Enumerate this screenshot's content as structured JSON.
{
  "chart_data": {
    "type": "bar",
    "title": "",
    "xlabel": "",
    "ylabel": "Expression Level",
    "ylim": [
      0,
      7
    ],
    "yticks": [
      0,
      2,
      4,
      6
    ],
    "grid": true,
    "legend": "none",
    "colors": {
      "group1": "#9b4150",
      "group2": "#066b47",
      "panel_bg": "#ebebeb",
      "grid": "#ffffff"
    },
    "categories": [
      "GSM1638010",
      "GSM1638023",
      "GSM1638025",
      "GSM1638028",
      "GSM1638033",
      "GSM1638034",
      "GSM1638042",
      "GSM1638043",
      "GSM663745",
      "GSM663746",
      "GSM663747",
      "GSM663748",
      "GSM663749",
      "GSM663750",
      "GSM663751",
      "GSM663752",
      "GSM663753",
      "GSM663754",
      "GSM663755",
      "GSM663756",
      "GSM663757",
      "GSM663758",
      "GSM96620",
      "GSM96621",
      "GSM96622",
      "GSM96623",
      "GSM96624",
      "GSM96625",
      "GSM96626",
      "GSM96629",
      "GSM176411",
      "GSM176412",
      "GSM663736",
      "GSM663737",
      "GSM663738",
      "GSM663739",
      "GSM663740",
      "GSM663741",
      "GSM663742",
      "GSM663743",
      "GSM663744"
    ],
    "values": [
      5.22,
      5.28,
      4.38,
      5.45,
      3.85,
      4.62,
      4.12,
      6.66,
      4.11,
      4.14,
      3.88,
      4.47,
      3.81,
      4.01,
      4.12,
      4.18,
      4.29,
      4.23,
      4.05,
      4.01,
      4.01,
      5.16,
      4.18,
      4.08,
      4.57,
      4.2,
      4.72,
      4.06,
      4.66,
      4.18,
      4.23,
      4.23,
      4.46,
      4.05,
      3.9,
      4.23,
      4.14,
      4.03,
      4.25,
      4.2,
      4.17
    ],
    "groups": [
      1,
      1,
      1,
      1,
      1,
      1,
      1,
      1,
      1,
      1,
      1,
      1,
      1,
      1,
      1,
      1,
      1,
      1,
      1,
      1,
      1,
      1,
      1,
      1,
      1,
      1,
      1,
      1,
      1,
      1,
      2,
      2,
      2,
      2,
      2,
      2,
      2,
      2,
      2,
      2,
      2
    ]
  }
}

§ GOAL OF THE EXERCISE
Repeat all of the records above exactly as written.

§ SOLVED PROBLEM
Enumerate this screenshot's content as structured JSON.
{
  "chart_data": {
    "type": "bar",
    "title": "",
    "xlabel": "",
    "ylabel": "Expression Level",
    "ylim": [
      0,
      7
    ],
    "yticks": [
      0,
      2,
      4,
      6
    ],
    "grid": true,
    "legend": "none",
    "colors": {
      "group1": "#9b4150",
      "group2": "#066b47",
      "panel_bg": "#ebebeb",
      "grid": "#ffffff"
    },
    "categories": [
      "GSM1638010",
      "GSM1638023",
      "GSM1638025",
      "GSM1638028",
      "GSM1638033",
      "GSM1638034",
      "GSM1638042",
      "GSM1638043",
      "GSM663745",
      "GSM663746",
      "GSM663747",
      "GSM663748",
      "GSM663749",
      "GSM663750",
      "GSM663751",
      "GSM663752",
      "GSM663753",
      "GSM663754",
      "GSM663755",
      "GSM663756",
      "GSM663757",
      "GSM663758",
      "GSM96620",
      "GSM96621",
      "GSM96622",
      "GSM96623",
      "GSM96624",
      "GSM96625",
      "GSM96626",
      "GSM96629",
      "GSM176411",
      "GSM176412",
      "GSM663736",
      "GSM663737",
      "GSM663738",
      "GSM663739",
      "GSM663740",
      "GSM663741",
      "GSM663742",
      "GSM663743",
      "GSM663744"
    ],
    "values": [
      5.22,
      5.28,
      4.38,
      5.45,
      3.85,
      4.62,
      4.12,
      6.66,
      4.11,
      4.14,
      3.88,
      4.47,
      3.81,
      4.01,
      4.12,
      4.18,
      4.29,
      4.23,
      4.05,
      4.01,
      4.01,
      5.16,
      4.18,
      4.08,
      4.57,
      4.2,
      4.72,
      4.06,
      4.66,
      4.18,
      4.23,
      4.23,
      4.46,
      4.05,
      3.9,
      4.23,
      4.14,
      4.03,
      4.25,
      4.2,
      4.17
    ],
    "groups": [
      1,
      1,
      1,
      1,
      1,
      1,
      1,
      1,
      1,
      1,
      1,
      1,
      1,
      1,
      1,
      1,
      1,
      1,
      1,
      1,
      1,
      1,
      1,
      1,
      1,
      1,
      1,
      1,
      1,
      1,
      2,
      2,
      2,
      2,
      2,
      2,
      2,
      2,
      2,
      2,
      2
    ]
  }
}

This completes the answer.